ROWS -
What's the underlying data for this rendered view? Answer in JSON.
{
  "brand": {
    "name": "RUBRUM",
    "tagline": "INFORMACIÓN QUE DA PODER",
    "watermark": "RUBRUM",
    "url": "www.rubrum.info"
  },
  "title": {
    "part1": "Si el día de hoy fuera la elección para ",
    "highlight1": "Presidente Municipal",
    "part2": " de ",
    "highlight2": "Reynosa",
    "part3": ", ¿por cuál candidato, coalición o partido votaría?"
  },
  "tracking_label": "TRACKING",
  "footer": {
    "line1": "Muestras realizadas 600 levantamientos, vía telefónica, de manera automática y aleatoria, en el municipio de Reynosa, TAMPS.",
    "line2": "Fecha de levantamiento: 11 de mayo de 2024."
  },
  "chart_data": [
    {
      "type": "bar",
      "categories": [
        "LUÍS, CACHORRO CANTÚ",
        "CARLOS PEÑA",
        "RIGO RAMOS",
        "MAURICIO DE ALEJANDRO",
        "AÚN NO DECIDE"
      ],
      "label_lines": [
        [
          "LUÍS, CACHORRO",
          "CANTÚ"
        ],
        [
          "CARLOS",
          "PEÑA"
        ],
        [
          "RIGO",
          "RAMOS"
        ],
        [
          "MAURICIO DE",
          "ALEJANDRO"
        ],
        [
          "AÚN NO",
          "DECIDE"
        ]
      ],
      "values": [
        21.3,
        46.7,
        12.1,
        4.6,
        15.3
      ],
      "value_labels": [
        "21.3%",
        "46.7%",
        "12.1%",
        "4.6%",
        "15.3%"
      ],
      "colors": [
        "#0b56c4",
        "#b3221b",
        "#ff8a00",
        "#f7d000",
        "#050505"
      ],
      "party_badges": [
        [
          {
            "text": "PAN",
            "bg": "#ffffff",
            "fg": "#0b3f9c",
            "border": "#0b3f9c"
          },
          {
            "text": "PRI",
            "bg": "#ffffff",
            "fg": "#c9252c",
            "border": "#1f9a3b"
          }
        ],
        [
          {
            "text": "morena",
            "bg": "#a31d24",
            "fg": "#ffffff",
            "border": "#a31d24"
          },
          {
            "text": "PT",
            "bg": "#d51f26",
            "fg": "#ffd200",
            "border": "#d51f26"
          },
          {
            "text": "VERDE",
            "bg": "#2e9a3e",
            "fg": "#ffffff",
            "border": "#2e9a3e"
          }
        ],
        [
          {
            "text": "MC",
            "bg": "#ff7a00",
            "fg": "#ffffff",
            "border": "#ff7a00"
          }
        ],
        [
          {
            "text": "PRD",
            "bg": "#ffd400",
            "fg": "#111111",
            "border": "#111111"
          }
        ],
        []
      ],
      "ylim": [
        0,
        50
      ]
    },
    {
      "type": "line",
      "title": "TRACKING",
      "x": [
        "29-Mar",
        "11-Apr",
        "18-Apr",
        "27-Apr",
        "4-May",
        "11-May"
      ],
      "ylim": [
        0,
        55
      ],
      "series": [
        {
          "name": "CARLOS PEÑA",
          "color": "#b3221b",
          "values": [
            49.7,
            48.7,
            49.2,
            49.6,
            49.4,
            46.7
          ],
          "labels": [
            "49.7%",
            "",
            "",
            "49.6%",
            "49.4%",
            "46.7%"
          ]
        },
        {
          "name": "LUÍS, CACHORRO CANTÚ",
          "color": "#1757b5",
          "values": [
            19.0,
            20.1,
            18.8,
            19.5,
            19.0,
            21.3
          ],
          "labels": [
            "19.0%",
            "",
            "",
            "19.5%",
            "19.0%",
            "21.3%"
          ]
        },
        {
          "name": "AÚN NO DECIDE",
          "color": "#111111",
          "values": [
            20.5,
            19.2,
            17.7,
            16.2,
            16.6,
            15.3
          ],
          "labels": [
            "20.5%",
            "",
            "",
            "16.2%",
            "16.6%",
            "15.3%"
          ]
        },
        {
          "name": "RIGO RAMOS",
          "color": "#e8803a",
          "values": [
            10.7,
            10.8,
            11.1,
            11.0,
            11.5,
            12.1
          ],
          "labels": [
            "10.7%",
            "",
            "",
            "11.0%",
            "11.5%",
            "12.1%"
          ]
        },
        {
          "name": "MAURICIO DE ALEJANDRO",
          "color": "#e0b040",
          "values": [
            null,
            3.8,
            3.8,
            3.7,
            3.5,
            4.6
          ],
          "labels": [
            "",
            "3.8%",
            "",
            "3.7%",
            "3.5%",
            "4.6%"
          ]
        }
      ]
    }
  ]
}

PROBLEM REQUIREMENTS - Extract all of the data exactly as written.

EXERCISE ANSWER -
What's the underlying data for this rendered view? Answer in JSON.
{
  "brand": {
    "name": "RUBRUM",
    "tagline": "INFORMACIÓN QUE DA PODER",
    "watermark": "RUBRUM",
    "url": "www.rubrum.info"
  },
  "title": {
    "part1": "Si el día de hoy fuera la elección para ",
    "highlight1": "Presidente Municipal",
    "part2": " de ",
    "highlight2": "Reynosa",
    "part3": ", ¿por cuál candidato, coalición o partido votaría?"
  },
  "tracking_label": "TRACKING",
  "footer": {
    "line1": "Muestras realizadas 600 levantamientos, vía telefónica, de manera automática y aleatoria, en el municipio de Reynosa, TAMPS.",
    "line2": "Fecha de levantamiento: 11 de mayo de 2024."
  },
  "chart_data": [
    {
      "type": "bar",
      "categories": [
        "LUÍS, CACHORRO CANTÚ",
        "CARLOS PEÑA",
        "RIGO RAMOS",
        "MAURICIO DE ALEJANDRO",
        "AÚN NO DECIDE"
      ],
      "label_lines": [
        [
          "LUÍS, CACHORRO",
          "CANTÚ"
        ],
        [
          "CARLOS",
          "PEÑA"
        ],
        [
          "RIGO",
          "RAMOS"
        ],
        [
          "MAURICIO DE",
          "ALEJANDRO"
        ],
        [
          "AÚN NO",
          "DECIDE"
        ]
      ],
      "values": [
        21.3,
        46.7,
        12.1,
        4.6,
        15.3
      ],
      "value_labels": [
        "21.3%",
        "46.7%",
        "12.1%",
        "4.6%",
        "15.3%"
      ],
      "colors": [
        "#0b56c4",
        "#b3221b",
        "#ff8a00",
        "#f7d000",
        "#050505"
      ],
      "party_badges": [
        [
          {
            "text": "PAN",
            "bg": "#ffffff",
            "fg": "#0b3f9c",
            "border": "#0b3f9c"
          },
          {
            "text": "PRI",
            "bg": "#ffffff",
            "fg": "#c9252c",
            "border": "#1f9a3b"
          }
        ],
        [
          {
            "text": "morena",
            "bg": "#a31d24",
            "fg": "#ffffff",
            "border": "#a31d24"
          },
          {
            "text": "PT",
            "bg": "#d51f26",
            "fg": "#ffd200",
            "border": "#d51f26"
          },
          {
            "text": "VERDE",
            "bg": "#2e9a3e",
            "fg": "#ffffff",
            "border": "#2e9a3e"
          }
        ],
        [
          {
            "text": "MC",
            "bg": "#ff7a00",
            "fg": "#ffffff",
            "border": "#ff7a00"
          }
        ],
        [
          {
            "text": "PRD",
            "bg": "#ffd400",
            "fg": "#111111",
            "border": "#111111"
          }
        ],
        []
      ],
      "ylim": [
        0,
        50
      ]
    },
    {
      "type": "line",
      "title": "TRACKING",
      "x": [
        "29-Mar",
        "11-Apr",
        "18-Apr",
        "27-Apr",
        "4-May",
        "11-May"
      ],
      "ylim": [
        0,
        55
      ],
      "series": [
        {
          "name": "CARLOS PEÑA",
          "color": "#b3221b",
          "values": [
            49.7,
            48.7,
            49.2,
            49.6,
            49.4,
            46.7
          ],
          "labels": [
            "49.7%",
            "",
            "",
            "49.6%",
            "49.4%",
            "46.7%"
          ]
        },
        {
          "name": "LUÍS, CACHORRO CANTÚ",
          "color": "#1757b5",
          "values": [
            19.0,
            20.1,
            18.8,
            19.5,
            19.0,
            21.3
          ],
          "labels": [
            "19.0%",
            "",
            "",
            "19.5%",
            "19.0%",
            "21.3%"
          ]
        },
        {
          "name": "AÚN NO DECIDE",
          "color": "#111111",
          "values": [
            20.5,
            19.2,
            17.7,
            16.2,
            16.6,
            15.3
          ],
          "labels": [
            "20.5%",
            "",
            "",
            "16.2%",
            "16.6%",
            "15.3%"
          ]
        },
        {
          "name": "RIGO RAMOS",
          "color": "#e8803a",
          "values": [
            10.7,
            10.8,
            11.1,
            11.0,
            11.5,
            12.1
          ],
          "labels": [
            "10.7%",
            "",
            "",
            "11.0%",
            "11.5%",
            "12.1%"
          ]
        },
        {
          "name": "MAURICIO DE ALEJANDRO",
          "color": "#e0b040",
          "values": [
            null,
            3.8,
            3.8,
            3.7,
            3.5,
            4.6
          ],
          "labels": [
            "",
            "3.8%",
            "",
            "3.7%",
            "3.5%",
            "4.6%"
          ]
        }
      ]
    }
  ]
}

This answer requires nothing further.